_INSTRUCTION:_
Drop all images and give the records again exactly.

=== EXTRACTED DATA ===

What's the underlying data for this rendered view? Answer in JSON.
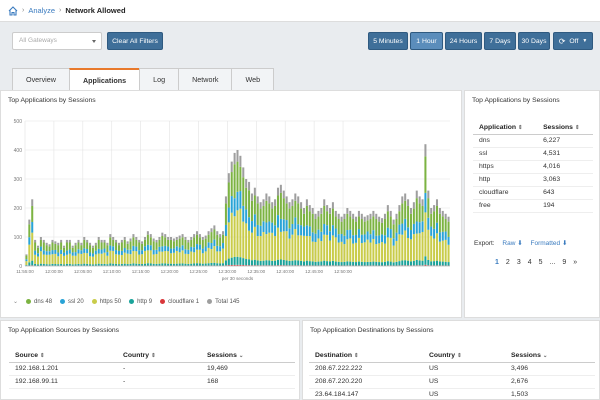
{
  "breadcrumb": {
    "items": [
      "Analyze"
    ],
    "current": "Network Allowed"
  },
  "filters": {
    "gateway_placeholder": "All Gateways",
    "clear_label": "Clear All Filters",
    "time_ranges": [
      "5 Minutes",
      "1 Hour",
      "24 Hours",
      "7 Days",
      "30 Days"
    ],
    "active_range": "1 Hour",
    "refresh_label": "Off"
  },
  "tabs": [
    "Overview",
    "Applications",
    "Log",
    "Network",
    "Web"
  ],
  "active_tab": "Applications",
  "colors": {
    "dns": "#7cb342",
    "ssl": "#29a3d6",
    "https": "#c9cc4a",
    "http": "#1aa39a",
    "cloudflare": "#d9373a",
    "total": "#9e9e9e",
    "accent": "#3f6f99",
    "tab_accent": "#e8792b"
  },
  "chart": {
    "title": "Top Applications by Sessions",
    "x_caption": "per 30 seconds",
    "legend": [
      {
        "key": "dns",
        "label": "dns 48"
      },
      {
        "key": "ssl",
        "label": "ssl 20"
      },
      {
        "key": "https",
        "label": "https 50"
      },
      {
        "key": "http",
        "label": "http 9"
      },
      {
        "key": "cloudflare",
        "label": "cloudflare 1"
      },
      {
        "key": "total",
        "label": "Total 145"
      }
    ]
  },
  "chart_data": {
    "type": "bar",
    "stacked": true,
    "ylim": [
      0,
      500
    ],
    "yticks": [
      0,
      100,
      200,
      300,
      400,
      500
    ],
    "xticks": [
      "11:55:00",
      "12:00:00",
      "12:05:00",
      "12:10:00",
      "12:15:00",
      "12:20:00",
      "12:25:00",
      "12:30:00",
      "12:35:00",
      "12:40:00",
      "12:45:00",
      "12:50:00"
    ],
    "x_start": "11:55:00",
    "interval_seconds": 30,
    "totals": [
      40,
      160,
      230,
      90,
      70,
      100,
      90,
      80,
      75,
      90,
      85,
      80,
      90,
      70,
      90,
      90,
      70,
      80,
      90,
      80,
      100,
      90,
      80,
      70,
      80,
      100,
      90,
      90,
      80,
      110,
      100,
      90,
      80,
      90,
      100,
      85,
      95,
      110,
      100,
      90,
      85,
      100,
      120,
      110,
      95,
      90,
      100,
      115,
      110,
      100,
      100,
      95,
      100,
      105,
      110,
      100,
      90,
      100,
      110,
      120,
      110,
      100,
      105,
      120,
      130,
      140,
      120,
      110,
      120,
      240,
      320,
      360,
      390,
      400,
      380,
      340,
      300,
      290,
      250,
      270,
      240,
      220,
      230,
      250,
      240,
      220,
      230,
      270,
      280,
      260,
      240,
      220,
      230,
      250,
      240,
      220,
      200,
      230,
      210,
      200,
      180,
      190,
      200,
      230,
      210,
      200,
      220,
      190,
      180,
      170,
      180,
      200,
      190,
      180,
      170,
      190,
      180,
      170,
      175,
      180,
      190,
      180,
      170,
      165,
      180,
      210,
      190,
      160,
      180,
      210,
      240,
      250,
      230,
      200,
      220,
      260,
      240,
      230,
      420,
      260,
      200,
      210,
      230,
      200,
      190,
      180,
      170
    ]
  },
  "apps_table": {
    "title": "Top Applications by Sessions",
    "headers": [
      "Application",
      "Sessions"
    ],
    "rows": [
      [
        "dns",
        "6,227"
      ],
      [
        "ssl",
        "4,531"
      ],
      [
        "https",
        "4,016"
      ],
      [
        "http",
        "3,063"
      ],
      [
        "cloudflare",
        "643"
      ],
      [
        "free",
        "194"
      ]
    ],
    "export_label": "Export:",
    "raw_label": "Raw",
    "formatted_label": "Formatted",
    "pages": [
      "1",
      "2",
      "3",
      "4",
      "5",
      "...",
      "9",
      "»"
    ]
  },
  "sources": {
    "title": "Top Application Sources by Sessions",
    "headers": [
      "Source",
      "Country",
      "Sessions"
    ],
    "rows": [
      [
        "192.168.1.201",
        "-",
        "19,469"
      ],
      [
        "192.168.99.11",
        "-",
        "168"
      ]
    ]
  },
  "destinations": {
    "title": "Top Application Destinations by Sessions",
    "headers": [
      "Destination",
      "Country",
      "Sessions"
    ],
    "rows": [
      [
        "208.67.222.222",
        "US",
        "3,496"
      ],
      [
        "208.67.220.220",
        "US",
        "2,676"
      ],
      [
        "23.64.184.147",
        "US",
        "1,503"
      ]
    ]
  }
}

===

_THE SOLUTION:_
What's the underlying data for this rendered view? Answer in JSON.
{
  "breadcrumb": {
    "items": [
      "Analyze"
    ],
    "current": "Network Allowed"
  },
  "filters": {
    "gateway_placeholder": "All Gateways",
    "clear_label": "Clear All Filters",
    "time_ranges": [
      "5 Minutes",
      "1 Hour",
      "24 Hours",
      "7 Days",
      "30 Days"
    ],
    "active_range": "1 Hour",
    "refresh_label": "Off"
  },
  "tabs": [
    "Overview",
    "Applications",
    "Log",
    "Network",
    "Web"
  ],
  "active_tab": "Applications",
  "colors": {
    "dns": "#7cb342",
    "ssl": "#29a3d6",
    "https": "#c9cc4a",
    "http": "#1aa39a",
    "cloudflare": "#d9373a",
    "total": "#9e9e9e",
    "accent": "#3f6f99",
    "tab_accent": "#e8792b"
  },
  "chart": {
    "title": "Top Applications by Sessions",
    "x_caption": "per 30 seconds",
    "legend": [
      {
        "key": "dns",
        "label": "dns 48"
      },
      {
        "key": "ssl",
        "label": "ssl 20"
      },
      {
        "key": "https",
        "label": "https 50"
      },
      {
        "key": "http",
        "label": "http 9"
      },
      {
        "key": "cloudflare",
        "label": "cloudflare 1"
      },
      {
        "key": "total",
        "label": "Total 145"
      }
    ]
  },
  "chart_data": {
    "type": "bar",
    "stacked": true,
    "ylim": [
      0,
      500
    ],
    "yticks": [
      0,
      100,
      200,
      300,
      400,
      500
    ],
    "xticks": [
      "11:55:00",
      "12:00:00",
      "12:05:00",
      "12:10:00",
      "12:15:00",
      "12:20:00",
      "12:25:00",
      "12:30:00",
      "12:35:00",
      "12:40:00",
      "12:45:00",
      "12:50:00"
    ],
    "x_start": "11:55:00",
    "interval_seconds": 30,
    "totals": [
      40,
      160,
      230,
      90,
      70,
      100,
      90,
      80,
      75,
      90,
      85,
      80,
      90,
      70,
      90,
      90,
      70,
      80,
      90,
      80,
      100,
      90,
      80,
      70,
      80,
      100,
      90,
      90,
      80,
      110,
      100,
      90,
      80,
      90,
      100,
      85,
      95,
      110,
      100,
      90,
      85,
      100,
      120,
      110,
      95,
      90,
      100,
      115,
      110,
      100,
      100,
      95,
      100,
      105,
      110,
      100,
      90,
      100,
      110,
      120,
      110,
      100,
      105,
      120,
      130,
      140,
      120,
      110,
      120,
      240,
      320,
      360,
      390,
      400,
      380,
      340,
      300,
      290,
      250,
      270,
      240,
      220,
      230,
      250,
      240,
      220,
      230,
      270,
      280,
      260,
      240,
      220,
      230,
      250,
      240,
      220,
      200,
      230,
      210,
      200,
      180,
      190,
      200,
      230,
      210,
      200,
      220,
      190,
      180,
      170,
      180,
      200,
      190,
      180,
      170,
      190,
      180,
      170,
      175,
      180,
      190,
      180,
      170,
      165,
      180,
      210,
      190,
      160,
      180,
      210,
      240,
      250,
      230,
      200,
      220,
      260,
      240,
      230,
      420,
      260,
      200,
      210,
      230,
      200,
      190,
      180,
      170
    ]
  },
  "apps_table": {
    "title": "Top Applications by Sessions",
    "headers": [
      "Application",
      "Sessions"
    ],
    "rows": [
      [
        "dns",
        "6,227"
      ],
      [
        "ssl",
        "4,531"
      ],
      [
        "https",
        "4,016"
      ],
      [
        "http",
        "3,063"
      ],
      [
        "cloudflare",
        "643"
      ],
      [
        "free",
        "194"
      ]
    ],
    "export_label": "Export:",
    "raw_label": "Raw",
    "formatted_label": "Formatted",
    "pages": [
      "1",
      "2",
      "3",
      "4",
      "5",
      "...",
      "9",
      "»"
    ]
  },
  "sources": {
    "title": "Top Application Sources by Sessions",
    "headers": [
      "Source",
      "Country",
      "Sessions"
    ],
    "rows": [
      [
        "192.168.1.201",
        "-",
        "19,469"
      ],
      [
        "192.168.99.11",
        "-",
        "168"
      ]
    ]
  },
  "destinations": {
    "title": "Top Application Destinations by Sessions",
    "headers": [
      "Destination",
      "Country",
      "Sessions"
    ],
    "rows": [
      [
        "208.67.222.222",
        "US",
        "3,496"
      ],
      [
        "208.67.220.220",
        "US",
        "2,676"
      ],
      [
        "23.64.184.147",
        "US",
        "1,503"
      ]
    ]
  }
}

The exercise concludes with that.